Exercise goal:
Look through the records below, and copy out every line that holds the string "start".

Given records:
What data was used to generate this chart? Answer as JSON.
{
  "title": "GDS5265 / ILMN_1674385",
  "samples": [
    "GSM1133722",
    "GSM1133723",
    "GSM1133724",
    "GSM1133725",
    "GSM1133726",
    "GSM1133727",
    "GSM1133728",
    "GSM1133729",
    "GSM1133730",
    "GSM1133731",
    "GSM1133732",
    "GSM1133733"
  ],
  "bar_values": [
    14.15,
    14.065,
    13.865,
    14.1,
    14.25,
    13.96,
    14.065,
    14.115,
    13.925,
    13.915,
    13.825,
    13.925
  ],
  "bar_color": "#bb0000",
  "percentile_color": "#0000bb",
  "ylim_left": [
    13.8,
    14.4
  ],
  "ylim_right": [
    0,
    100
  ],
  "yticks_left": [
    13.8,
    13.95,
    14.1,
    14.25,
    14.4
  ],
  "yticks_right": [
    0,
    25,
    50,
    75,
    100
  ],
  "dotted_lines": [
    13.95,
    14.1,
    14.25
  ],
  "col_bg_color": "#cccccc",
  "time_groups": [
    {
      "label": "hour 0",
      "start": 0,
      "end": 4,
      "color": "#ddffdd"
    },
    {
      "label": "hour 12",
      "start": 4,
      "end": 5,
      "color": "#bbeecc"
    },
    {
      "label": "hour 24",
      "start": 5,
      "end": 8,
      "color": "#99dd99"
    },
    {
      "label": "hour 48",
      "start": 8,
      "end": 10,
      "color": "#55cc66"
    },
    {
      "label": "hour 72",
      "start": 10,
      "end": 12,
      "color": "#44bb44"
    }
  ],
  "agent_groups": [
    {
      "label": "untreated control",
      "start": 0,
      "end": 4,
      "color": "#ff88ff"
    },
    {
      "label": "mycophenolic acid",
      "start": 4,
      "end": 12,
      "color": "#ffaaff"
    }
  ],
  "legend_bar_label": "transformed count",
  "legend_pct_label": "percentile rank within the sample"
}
---
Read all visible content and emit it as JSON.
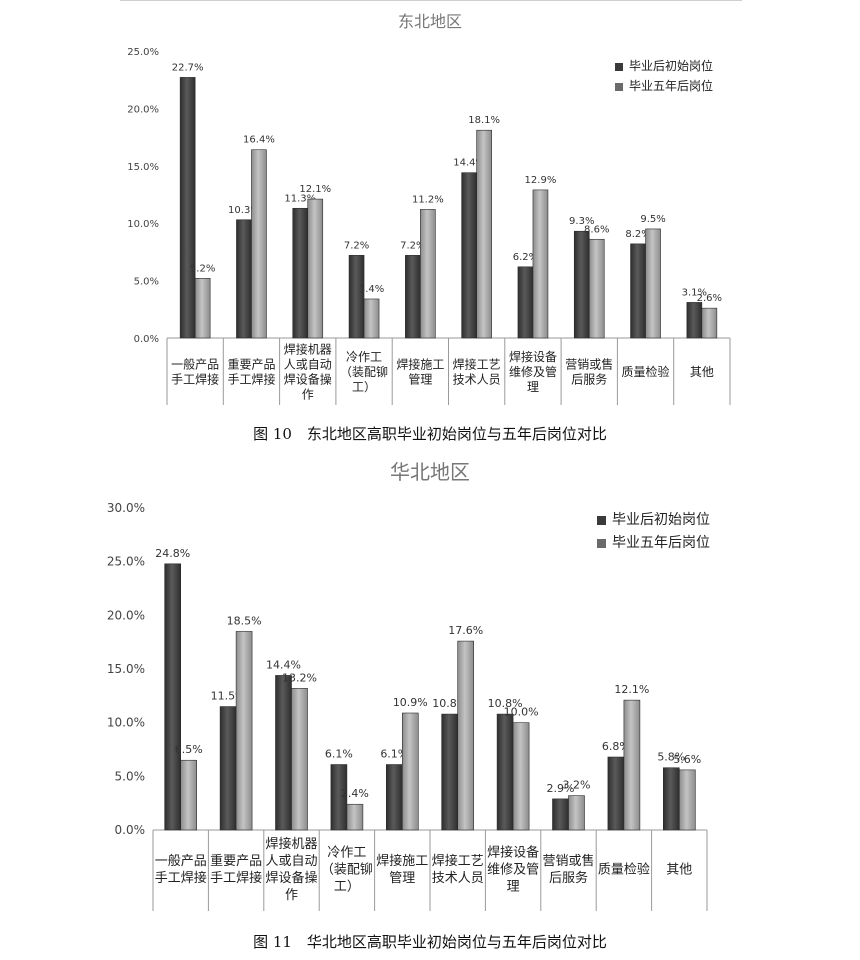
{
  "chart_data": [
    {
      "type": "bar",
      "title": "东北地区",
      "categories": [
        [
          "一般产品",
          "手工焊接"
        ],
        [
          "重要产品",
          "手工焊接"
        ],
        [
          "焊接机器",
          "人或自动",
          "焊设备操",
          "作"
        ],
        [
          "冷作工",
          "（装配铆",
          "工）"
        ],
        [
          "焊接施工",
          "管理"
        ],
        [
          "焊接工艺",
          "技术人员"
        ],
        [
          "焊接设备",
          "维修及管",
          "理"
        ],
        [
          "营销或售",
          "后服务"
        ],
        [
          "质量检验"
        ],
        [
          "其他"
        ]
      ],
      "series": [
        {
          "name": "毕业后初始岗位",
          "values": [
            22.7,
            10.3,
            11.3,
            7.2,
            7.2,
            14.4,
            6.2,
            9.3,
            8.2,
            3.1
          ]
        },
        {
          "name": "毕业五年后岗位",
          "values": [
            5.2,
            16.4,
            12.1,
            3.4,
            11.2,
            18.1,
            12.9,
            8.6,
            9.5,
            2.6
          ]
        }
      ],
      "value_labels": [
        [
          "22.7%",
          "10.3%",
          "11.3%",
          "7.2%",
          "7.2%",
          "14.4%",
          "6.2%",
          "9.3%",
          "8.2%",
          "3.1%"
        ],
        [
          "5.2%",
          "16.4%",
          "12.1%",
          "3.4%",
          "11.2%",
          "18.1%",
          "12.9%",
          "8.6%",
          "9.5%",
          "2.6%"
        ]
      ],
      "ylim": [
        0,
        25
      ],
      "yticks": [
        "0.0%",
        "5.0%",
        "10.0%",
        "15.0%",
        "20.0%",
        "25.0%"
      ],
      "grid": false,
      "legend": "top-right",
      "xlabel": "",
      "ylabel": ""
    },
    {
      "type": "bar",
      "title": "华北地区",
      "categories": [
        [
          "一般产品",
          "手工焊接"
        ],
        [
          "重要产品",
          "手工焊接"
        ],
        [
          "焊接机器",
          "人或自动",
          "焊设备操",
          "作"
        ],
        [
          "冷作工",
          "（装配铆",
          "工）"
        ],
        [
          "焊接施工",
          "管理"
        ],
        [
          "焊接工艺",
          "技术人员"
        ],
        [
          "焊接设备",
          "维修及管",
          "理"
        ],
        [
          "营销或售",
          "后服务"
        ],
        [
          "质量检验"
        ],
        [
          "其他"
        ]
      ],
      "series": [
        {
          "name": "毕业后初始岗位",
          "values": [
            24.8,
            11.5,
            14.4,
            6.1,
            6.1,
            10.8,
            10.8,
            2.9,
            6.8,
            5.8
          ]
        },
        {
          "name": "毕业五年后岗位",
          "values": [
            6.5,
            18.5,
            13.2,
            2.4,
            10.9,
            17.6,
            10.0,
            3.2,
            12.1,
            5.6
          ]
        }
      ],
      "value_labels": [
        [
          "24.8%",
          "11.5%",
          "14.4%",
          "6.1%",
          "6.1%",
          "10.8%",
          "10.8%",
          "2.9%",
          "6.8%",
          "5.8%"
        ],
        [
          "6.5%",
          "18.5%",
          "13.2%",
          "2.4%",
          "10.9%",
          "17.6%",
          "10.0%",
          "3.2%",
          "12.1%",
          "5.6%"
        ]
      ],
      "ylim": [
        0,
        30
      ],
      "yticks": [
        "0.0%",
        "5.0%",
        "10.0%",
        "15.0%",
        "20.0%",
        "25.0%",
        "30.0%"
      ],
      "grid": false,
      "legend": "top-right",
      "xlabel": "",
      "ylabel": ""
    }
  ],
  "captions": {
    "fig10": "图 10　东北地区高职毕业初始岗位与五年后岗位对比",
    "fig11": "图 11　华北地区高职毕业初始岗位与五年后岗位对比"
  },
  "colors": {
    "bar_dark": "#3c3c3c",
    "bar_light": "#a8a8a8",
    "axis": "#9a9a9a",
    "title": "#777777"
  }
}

Exercise output:
      "start": 0,
      "start": 4,
      "start": 5,
      "start": 8,
      "start": 10,
      "start": 0,
      "start": 4,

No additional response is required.